Work to be completed —
Copy the rows below without any change, from the row containing "Output each element" through the row containing "category-label: 2010 — [37, 154, 68, 169]", including both of those rows.

--- Start of Stored records ---

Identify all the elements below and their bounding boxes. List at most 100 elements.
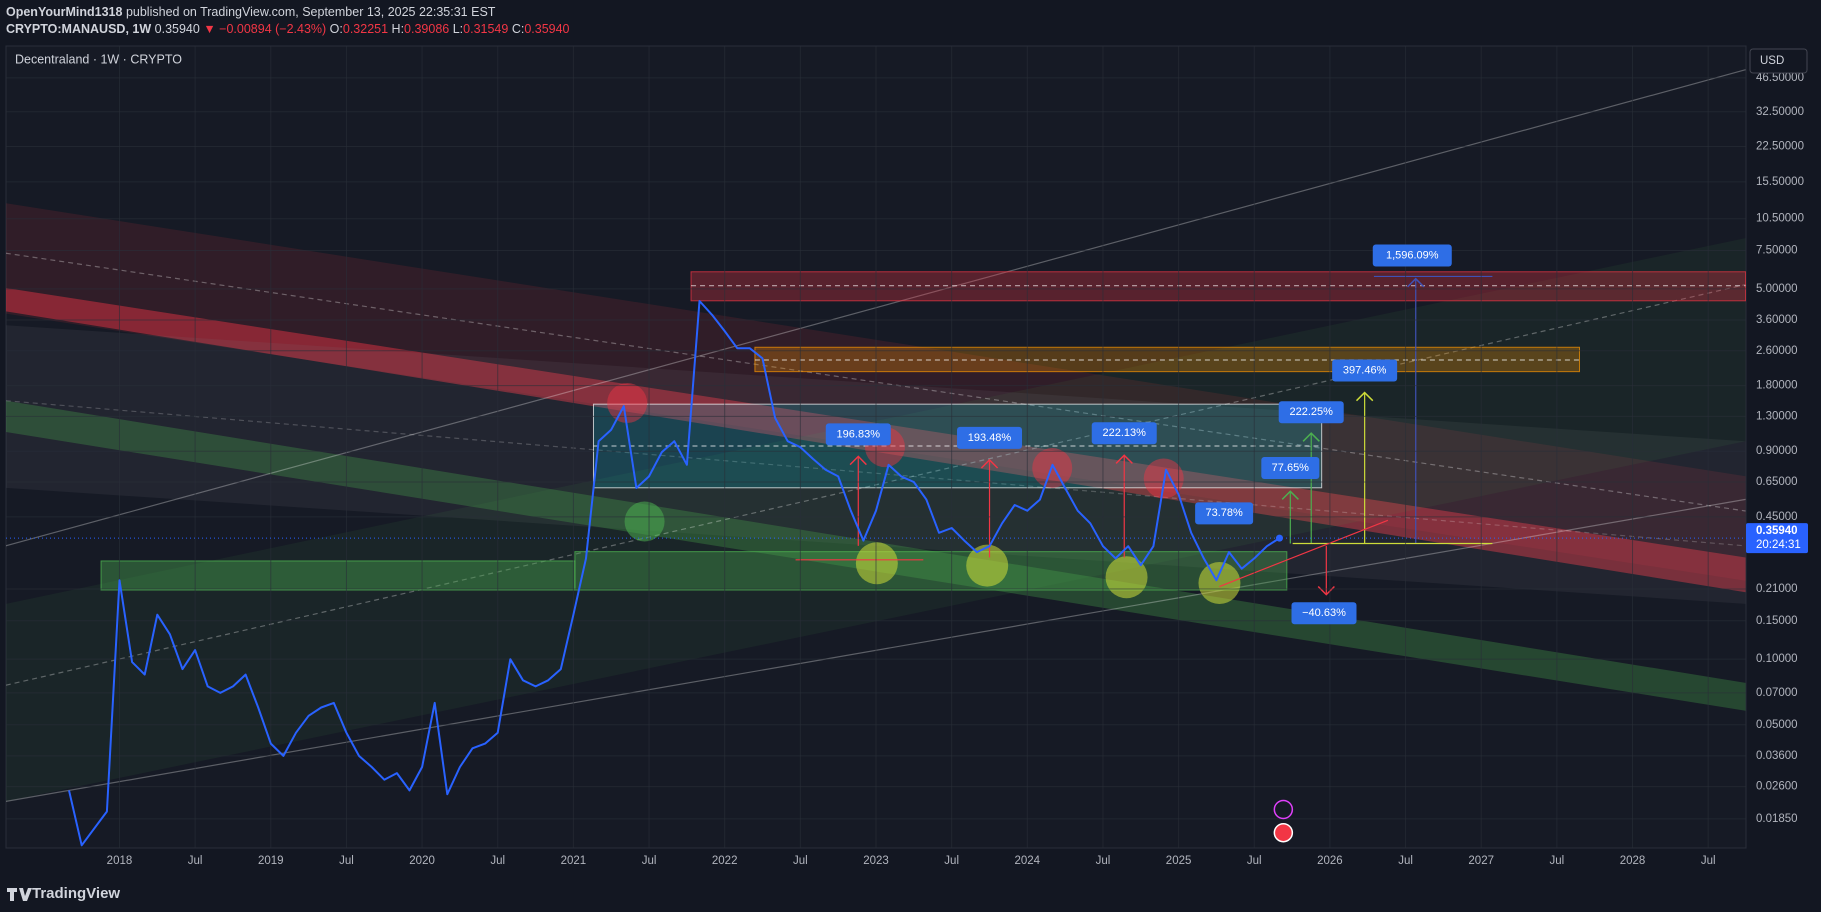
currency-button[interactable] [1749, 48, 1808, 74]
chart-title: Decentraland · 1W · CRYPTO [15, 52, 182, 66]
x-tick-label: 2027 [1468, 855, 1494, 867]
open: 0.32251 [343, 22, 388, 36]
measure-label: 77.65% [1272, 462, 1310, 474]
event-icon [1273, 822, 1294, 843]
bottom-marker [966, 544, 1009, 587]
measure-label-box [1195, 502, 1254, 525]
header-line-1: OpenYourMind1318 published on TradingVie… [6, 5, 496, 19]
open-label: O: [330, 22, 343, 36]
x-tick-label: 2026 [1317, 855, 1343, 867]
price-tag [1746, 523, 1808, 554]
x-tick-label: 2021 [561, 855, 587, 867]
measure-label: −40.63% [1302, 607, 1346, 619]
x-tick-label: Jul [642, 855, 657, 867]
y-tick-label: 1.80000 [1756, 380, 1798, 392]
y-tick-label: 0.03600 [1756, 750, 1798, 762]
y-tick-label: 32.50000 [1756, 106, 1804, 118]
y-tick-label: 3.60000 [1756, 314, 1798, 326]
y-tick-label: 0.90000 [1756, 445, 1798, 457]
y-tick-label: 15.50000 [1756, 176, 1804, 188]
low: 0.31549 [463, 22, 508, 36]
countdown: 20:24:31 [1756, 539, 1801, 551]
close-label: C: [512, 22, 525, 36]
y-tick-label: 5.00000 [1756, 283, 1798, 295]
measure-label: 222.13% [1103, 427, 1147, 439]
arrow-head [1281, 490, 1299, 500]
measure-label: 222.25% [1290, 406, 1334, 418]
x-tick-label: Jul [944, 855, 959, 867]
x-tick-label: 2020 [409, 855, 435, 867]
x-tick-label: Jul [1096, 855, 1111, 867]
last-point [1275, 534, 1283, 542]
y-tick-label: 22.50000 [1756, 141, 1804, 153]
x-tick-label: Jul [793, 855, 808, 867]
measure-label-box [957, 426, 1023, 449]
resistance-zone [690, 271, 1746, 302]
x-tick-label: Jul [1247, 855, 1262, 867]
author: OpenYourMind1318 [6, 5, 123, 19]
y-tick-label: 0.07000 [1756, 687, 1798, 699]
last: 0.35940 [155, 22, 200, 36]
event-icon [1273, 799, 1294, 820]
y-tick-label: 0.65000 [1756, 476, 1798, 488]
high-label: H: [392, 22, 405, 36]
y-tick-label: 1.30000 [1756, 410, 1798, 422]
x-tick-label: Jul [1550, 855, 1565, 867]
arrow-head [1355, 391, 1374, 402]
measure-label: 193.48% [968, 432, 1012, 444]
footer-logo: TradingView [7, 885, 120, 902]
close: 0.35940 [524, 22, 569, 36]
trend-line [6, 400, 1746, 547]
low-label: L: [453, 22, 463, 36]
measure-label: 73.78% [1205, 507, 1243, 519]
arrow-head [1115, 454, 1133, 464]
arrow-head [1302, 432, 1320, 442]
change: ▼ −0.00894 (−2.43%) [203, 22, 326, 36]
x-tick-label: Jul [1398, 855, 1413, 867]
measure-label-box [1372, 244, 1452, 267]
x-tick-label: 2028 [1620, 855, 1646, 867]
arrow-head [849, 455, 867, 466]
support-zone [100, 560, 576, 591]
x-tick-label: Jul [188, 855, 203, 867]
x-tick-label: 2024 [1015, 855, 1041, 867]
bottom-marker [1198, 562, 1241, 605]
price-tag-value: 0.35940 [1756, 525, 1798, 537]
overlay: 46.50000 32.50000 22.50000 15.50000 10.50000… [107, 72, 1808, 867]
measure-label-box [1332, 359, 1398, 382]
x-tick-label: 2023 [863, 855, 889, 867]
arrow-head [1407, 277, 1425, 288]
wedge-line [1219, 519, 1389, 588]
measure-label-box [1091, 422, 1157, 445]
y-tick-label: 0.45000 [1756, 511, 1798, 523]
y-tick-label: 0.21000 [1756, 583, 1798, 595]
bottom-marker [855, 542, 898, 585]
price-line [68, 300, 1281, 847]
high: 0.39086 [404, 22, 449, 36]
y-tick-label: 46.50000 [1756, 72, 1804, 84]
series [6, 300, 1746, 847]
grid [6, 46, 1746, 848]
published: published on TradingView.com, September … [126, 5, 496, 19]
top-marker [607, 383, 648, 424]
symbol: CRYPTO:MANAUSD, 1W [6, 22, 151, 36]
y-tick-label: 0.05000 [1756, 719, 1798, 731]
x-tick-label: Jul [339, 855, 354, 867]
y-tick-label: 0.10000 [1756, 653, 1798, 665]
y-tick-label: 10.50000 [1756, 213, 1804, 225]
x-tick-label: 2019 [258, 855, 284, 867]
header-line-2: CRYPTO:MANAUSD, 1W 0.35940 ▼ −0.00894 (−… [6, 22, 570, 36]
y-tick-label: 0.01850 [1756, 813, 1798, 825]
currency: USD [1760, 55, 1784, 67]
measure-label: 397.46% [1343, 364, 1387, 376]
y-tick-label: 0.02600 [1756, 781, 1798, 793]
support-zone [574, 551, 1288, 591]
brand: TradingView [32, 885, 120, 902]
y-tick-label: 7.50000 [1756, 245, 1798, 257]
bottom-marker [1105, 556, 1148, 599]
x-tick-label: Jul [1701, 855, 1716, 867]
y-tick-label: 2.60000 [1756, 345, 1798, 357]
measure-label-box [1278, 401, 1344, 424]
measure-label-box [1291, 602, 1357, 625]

--- End of Stored records ---
--- Start of Stored records ---

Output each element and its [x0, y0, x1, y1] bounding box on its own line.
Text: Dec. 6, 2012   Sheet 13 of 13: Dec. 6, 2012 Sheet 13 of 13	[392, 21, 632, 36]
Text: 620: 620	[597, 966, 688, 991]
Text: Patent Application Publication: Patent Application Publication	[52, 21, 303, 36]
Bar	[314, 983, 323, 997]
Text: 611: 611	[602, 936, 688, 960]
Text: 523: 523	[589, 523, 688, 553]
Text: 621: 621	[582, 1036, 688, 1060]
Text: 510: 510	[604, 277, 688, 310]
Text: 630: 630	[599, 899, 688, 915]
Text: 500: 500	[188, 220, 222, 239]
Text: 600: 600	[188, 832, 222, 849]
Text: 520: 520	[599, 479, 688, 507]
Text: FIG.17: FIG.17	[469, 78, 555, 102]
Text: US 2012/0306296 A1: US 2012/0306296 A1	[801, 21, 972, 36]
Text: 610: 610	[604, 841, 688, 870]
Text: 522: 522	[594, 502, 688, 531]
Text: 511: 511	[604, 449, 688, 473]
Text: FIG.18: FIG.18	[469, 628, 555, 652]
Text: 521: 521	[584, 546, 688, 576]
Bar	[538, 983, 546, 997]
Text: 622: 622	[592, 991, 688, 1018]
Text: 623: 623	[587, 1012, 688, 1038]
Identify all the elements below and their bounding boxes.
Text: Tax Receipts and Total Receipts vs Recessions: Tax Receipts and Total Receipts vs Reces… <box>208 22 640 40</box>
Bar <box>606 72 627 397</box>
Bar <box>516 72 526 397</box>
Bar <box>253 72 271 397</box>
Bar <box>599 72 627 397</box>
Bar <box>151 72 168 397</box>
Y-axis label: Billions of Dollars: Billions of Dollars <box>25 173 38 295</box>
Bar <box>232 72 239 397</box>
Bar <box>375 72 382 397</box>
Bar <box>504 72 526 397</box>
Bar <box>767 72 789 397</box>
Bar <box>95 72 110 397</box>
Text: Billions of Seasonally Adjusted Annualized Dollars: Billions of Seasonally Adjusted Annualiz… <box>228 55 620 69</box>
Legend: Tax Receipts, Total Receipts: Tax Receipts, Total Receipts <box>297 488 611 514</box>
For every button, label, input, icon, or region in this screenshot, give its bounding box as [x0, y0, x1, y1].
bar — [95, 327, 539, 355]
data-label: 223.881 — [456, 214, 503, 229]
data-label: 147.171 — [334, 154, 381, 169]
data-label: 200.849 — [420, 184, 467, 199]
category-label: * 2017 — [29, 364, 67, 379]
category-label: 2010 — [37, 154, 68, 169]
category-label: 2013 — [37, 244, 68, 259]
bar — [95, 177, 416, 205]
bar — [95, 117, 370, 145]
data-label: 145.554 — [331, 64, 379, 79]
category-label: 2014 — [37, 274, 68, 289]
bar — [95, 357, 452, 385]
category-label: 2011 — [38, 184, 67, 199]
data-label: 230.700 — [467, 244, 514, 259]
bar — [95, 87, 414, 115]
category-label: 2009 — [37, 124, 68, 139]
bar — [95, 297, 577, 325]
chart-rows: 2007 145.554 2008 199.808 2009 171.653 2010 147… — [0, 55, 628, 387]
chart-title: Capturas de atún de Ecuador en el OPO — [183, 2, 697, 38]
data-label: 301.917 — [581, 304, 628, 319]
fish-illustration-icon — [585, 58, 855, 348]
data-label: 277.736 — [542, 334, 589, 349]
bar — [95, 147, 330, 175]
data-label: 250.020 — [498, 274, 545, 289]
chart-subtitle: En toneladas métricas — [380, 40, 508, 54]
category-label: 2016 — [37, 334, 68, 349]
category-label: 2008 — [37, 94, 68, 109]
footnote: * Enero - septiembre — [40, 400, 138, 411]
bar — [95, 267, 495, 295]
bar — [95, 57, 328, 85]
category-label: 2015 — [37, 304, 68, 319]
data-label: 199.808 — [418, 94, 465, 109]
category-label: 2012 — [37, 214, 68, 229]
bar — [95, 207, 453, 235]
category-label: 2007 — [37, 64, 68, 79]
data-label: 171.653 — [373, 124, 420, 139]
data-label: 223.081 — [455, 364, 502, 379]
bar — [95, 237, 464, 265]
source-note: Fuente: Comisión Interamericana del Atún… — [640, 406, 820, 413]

--- End of Stored records ---

Exercise response —
Output each element and its [x0, y0, x1, y1] bounding box on its own line.
Text: Dec. 6, 2012   Sheet 13 of 13: Dec. 6, 2012 Sheet 13 of 13	[392, 21, 632, 36]
Text: 620: 620	[597, 966, 688, 991]
Text: Patent Application Publication: Patent Application Publication	[52, 21, 303, 36]
Bar	[314, 983, 323, 997]
Text: 611: 611	[602, 936, 688, 960]
Text: 523: 523	[589, 523, 688, 553]
Text: 621: 621	[582, 1036, 688, 1060]
Text: 510: 510	[604, 277, 688, 310]
Text: 630: 630	[599, 899, 688, 915]
Text: 500: 500	[188, 220, 222, 239]
Text: 600: 600	[188, 832, 222, 849]
Text: 520: 520	[599, 479, 688, 507]
Text: FIG.17: FIG.17	[469, 78, 555, 102]
Text: US 2012/0306296 A1: US 2012/0306296 A1	[801, 21, 972, 36]
Text: 610: 610	[604, 841, 688, 870]
Text: 522: 522	[594, 502, 688, 531]
Text: 511: 511	[604, 449, 688, 473]
Text: FIG.18: FIG.18	[469, 628, 555, 652]
Text: 521: 521	[584, 546, 688, 576]
Bar	[538, 983, 546, 997]
Text: 622: 622	[592, 991, 688, 1018]
Text: 623: 623	[587, 1012, 688, 1038]
Identify all the elements below and their bounding boxes.
Text: Tax Receipts and Total Receipts vs Recessions: Tax Receipts and Total Receipts vs Reces… <box>208 22 640 40</box>
Bar <box>606 72 627 397</box>
Bar <box>516 72 526 397</box>
Bar <box>253 72 271 397</box>
Bar <box>599 72 627 397</box>
Bar <box>151 72 168 397</box>
Y-axis label: Billions of Dollars: Billions of Dollars <box>25 173 38 295</box>
Bar <box>232 72 239 397</box>
Bar <box>375 72 382 397</box>
Bar <box>504 72 526 397</box>
Bar <box>767 72 789 397</box>
Bar <box>95 72 110 397</box>
Text: Billions of Seasonally Adjusted Annualized Dollars: Billions of Seasonally Adjusted Annualiz… <box>228 55 620 69</box>
Legend: Tax Receipts, Total Receipts: Tax Receipts, Total Receipts <box>297 488 611 514</box>
For every button, label, input, icon, or region in this screenshot, give its bounding box as [x0, y0, x1, y1].
bar — [95, 327, 539, 355]
data-label: 223.881 — [456, 214, 503, 229]
data-label: 147.171 — [334, 154, 381, 169]
data-label: 200.849 — [420, 184, 467, 199]
category-label: * 2017 — [29, 364, 67, 379]
category-label: 2010 — [37, 154, 68, 169]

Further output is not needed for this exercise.